+++ Source material
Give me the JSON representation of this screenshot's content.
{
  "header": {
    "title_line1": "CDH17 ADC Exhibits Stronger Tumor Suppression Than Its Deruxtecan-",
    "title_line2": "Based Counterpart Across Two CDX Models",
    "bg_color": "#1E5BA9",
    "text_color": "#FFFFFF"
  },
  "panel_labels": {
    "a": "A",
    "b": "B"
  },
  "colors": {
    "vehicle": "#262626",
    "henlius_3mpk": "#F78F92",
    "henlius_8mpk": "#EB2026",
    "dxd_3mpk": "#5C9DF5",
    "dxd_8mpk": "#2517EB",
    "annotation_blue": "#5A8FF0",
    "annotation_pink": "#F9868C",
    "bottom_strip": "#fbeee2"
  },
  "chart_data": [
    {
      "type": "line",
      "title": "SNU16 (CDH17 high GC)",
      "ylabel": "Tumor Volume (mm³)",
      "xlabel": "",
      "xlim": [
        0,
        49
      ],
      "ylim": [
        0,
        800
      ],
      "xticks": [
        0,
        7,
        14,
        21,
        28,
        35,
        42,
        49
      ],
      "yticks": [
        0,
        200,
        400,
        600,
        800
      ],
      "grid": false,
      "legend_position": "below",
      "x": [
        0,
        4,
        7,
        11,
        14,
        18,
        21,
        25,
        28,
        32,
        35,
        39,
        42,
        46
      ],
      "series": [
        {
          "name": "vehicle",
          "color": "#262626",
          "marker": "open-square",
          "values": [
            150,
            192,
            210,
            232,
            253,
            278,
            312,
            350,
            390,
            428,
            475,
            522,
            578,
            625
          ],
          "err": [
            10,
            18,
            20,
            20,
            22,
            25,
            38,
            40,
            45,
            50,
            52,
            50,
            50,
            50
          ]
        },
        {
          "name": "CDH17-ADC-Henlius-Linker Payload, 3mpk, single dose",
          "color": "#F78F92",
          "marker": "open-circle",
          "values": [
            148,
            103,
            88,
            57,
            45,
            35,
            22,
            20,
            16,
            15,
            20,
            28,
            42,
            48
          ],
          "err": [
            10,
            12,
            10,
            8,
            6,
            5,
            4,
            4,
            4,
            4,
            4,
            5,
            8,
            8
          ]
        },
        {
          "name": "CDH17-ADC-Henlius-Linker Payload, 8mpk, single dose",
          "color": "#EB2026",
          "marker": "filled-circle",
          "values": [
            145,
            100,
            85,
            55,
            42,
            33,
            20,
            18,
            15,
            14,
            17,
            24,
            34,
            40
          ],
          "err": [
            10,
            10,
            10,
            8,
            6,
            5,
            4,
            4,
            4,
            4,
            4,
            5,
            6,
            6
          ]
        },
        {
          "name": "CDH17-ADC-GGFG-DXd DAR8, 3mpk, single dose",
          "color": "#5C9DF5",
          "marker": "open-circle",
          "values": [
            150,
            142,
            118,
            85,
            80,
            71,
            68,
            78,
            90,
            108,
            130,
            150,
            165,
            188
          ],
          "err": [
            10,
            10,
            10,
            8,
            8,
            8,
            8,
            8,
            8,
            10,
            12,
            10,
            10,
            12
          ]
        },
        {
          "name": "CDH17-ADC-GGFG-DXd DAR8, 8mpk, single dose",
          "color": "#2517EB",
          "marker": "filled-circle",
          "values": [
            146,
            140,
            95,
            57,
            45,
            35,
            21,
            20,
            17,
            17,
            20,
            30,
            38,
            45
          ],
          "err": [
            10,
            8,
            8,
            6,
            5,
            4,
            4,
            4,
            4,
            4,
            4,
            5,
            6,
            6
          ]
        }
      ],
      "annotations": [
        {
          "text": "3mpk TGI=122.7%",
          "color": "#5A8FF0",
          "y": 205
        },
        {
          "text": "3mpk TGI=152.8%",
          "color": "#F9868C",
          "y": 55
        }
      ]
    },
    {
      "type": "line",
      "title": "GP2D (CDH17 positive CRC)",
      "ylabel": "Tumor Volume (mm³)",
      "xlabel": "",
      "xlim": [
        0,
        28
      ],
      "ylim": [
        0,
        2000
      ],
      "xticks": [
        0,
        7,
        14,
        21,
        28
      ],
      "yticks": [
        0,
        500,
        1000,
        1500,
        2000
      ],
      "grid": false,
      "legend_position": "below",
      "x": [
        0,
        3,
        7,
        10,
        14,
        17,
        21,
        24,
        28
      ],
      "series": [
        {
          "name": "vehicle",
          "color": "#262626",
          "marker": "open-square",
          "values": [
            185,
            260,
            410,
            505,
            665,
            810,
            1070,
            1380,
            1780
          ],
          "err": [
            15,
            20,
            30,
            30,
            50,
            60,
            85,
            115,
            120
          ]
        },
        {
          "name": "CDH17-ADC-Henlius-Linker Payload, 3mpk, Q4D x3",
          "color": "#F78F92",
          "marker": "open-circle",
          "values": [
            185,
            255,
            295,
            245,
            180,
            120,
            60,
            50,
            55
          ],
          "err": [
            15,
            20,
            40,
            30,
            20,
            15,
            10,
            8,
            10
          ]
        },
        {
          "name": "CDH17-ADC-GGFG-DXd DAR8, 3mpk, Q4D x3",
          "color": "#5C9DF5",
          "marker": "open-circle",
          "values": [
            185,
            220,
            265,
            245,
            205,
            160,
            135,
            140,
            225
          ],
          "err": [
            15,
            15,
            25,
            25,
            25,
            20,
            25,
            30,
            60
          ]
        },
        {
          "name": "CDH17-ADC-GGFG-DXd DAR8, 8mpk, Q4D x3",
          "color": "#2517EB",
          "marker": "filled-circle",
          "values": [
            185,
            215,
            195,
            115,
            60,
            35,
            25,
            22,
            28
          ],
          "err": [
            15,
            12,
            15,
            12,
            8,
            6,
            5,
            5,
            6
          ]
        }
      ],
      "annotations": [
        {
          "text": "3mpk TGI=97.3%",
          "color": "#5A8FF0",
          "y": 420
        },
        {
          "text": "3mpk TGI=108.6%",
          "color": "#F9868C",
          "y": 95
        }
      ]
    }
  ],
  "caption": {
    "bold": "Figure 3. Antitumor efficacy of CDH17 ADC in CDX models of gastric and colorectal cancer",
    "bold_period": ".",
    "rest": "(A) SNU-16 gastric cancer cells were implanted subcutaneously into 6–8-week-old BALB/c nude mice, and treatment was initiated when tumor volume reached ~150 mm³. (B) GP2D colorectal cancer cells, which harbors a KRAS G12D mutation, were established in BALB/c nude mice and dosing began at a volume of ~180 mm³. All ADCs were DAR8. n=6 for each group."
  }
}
++++++
:: Instructions for the task ::
Nothing but a number should be given: the count of lines above that include the string "dose".

:: Reply to the task ::
4